(Supplied information)
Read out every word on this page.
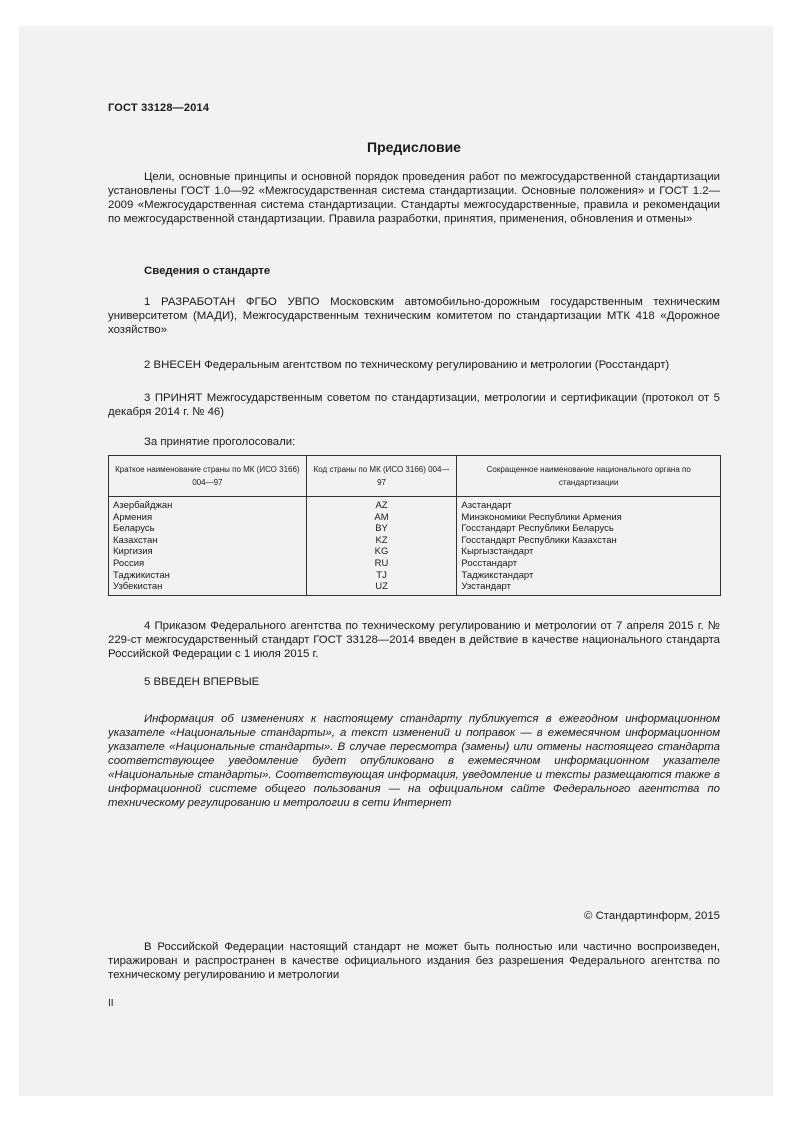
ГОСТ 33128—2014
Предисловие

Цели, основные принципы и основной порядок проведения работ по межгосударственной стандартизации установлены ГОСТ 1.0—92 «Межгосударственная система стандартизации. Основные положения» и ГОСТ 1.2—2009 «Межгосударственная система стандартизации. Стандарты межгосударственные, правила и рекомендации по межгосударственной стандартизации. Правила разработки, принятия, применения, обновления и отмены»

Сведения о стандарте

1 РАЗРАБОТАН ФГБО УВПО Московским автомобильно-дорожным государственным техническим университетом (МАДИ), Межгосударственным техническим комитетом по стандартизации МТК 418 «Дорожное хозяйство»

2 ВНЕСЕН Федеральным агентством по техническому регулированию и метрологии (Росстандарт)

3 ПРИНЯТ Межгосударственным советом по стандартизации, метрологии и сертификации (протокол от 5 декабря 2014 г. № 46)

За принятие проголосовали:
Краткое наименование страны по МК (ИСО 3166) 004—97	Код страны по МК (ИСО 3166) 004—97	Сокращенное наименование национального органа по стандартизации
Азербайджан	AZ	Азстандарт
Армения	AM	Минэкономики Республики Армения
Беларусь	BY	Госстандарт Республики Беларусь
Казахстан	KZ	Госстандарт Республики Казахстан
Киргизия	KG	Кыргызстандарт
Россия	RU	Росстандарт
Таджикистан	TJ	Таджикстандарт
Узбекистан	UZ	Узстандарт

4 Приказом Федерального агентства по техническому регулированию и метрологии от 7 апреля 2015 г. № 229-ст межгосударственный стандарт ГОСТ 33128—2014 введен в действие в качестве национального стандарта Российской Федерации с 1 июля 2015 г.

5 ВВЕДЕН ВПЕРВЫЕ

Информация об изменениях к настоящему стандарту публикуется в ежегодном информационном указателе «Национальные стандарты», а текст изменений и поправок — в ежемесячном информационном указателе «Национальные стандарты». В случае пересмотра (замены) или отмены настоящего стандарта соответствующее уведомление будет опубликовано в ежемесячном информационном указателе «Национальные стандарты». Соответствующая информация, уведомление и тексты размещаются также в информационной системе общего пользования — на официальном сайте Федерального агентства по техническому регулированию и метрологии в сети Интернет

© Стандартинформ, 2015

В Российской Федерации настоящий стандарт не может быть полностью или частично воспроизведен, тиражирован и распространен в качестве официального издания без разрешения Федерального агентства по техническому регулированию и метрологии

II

(What is being asked)
Write out all the entries again, word for word, and print no images.

(Answer to the problem)
Read out every word on this page.
ГОСТ 33128—2014
Предисловие

Цели, основные принципы и основной порядок проведения работ по межгосударственной стандартизации установлены ГОСТ 1.0—92 «Межгосударственная система стандартизации. Основные положения» и ГОСТ 1.2—2009 «Межгосударственная система стандартизации. Стандарты межгосударственные, правила и рекомендации по межгосударственной стандартизации. Правила разработки, принятия, применения, обновления и отмены»

Сведения о стандарте

1 РАЗРАБОТАН ФГБО УВПО Московским автомобильно-дорожным государственным техническим университетом (МАДИ), Межгосударственным техническим комитетом по стандартизации МТК 418 «Дорожное хозяйство»

2 ВНЕСЕН Федеральным агентством по техническому регулированию и метрологии (Росстандарт)

3 ПРИНЯТ Межгосударственным советом по стандартизации, метрологии и сертификации (протокол от 5 декабря 2014 г. № 46)

За принятие проголосовали:
Краткое наименование страны по МК (ИСО 3166) 004—97	Код страны по МК (ИСО 3166) 004—97	Сокращенное наименование национального органа по стандартизации
Азербайджан	AZ	Азстандарт
Армения	AM	Минэкономики Республики Армения
Беларусь	BY	Госстандарт Республики Беларусь
Казахстан	KZ	Госстандарт Республики Казахстан
Киргизия	KG	Кыргызстандарт
Россия	RU	Росстандарт
Таджикистан	TJ	Таджикстандарт
Узбекистан	UZ	Узстандарт

4 Приказом Федерального агентства по техническому регулированию и метрологии от 7 апреля 2015 г. № 229-ст межгосударственный стандарт ГОСТ 33128—2014 введен в действие в качестве национального стандарта Российской Федерации с 1 июля 2015 г.

5 ВВЕДЕН ВПЕРВЫЕ

Информация об изменениях к настоящему стандарту публикуется в ежегодном информационном указателе «Национальные стандарты», а текст изменений и поправок — в ежемесячном информационном указателе «Национальные стандарты». В случае пересмотра (замены) или отмены настоящего стандарта соответствующее уведомление будет опубликовано в ежемесячном информационном указателе «Национальные стандарты». Соответствующая информация, уведомление и тексты размещаются также в информационной системе общего пользования — на официальном сайте Федерального агентства по техническому регулированию и метрологии в сети Интернет

© Стандартинформ, 2015

В Российской Федерации настоящий стандарт не может быть полностью или частично воспроизведен, тиражирован и распространен в качестве официального издания без разрешения Федерального агентства по техническому регулированию и метрологии

II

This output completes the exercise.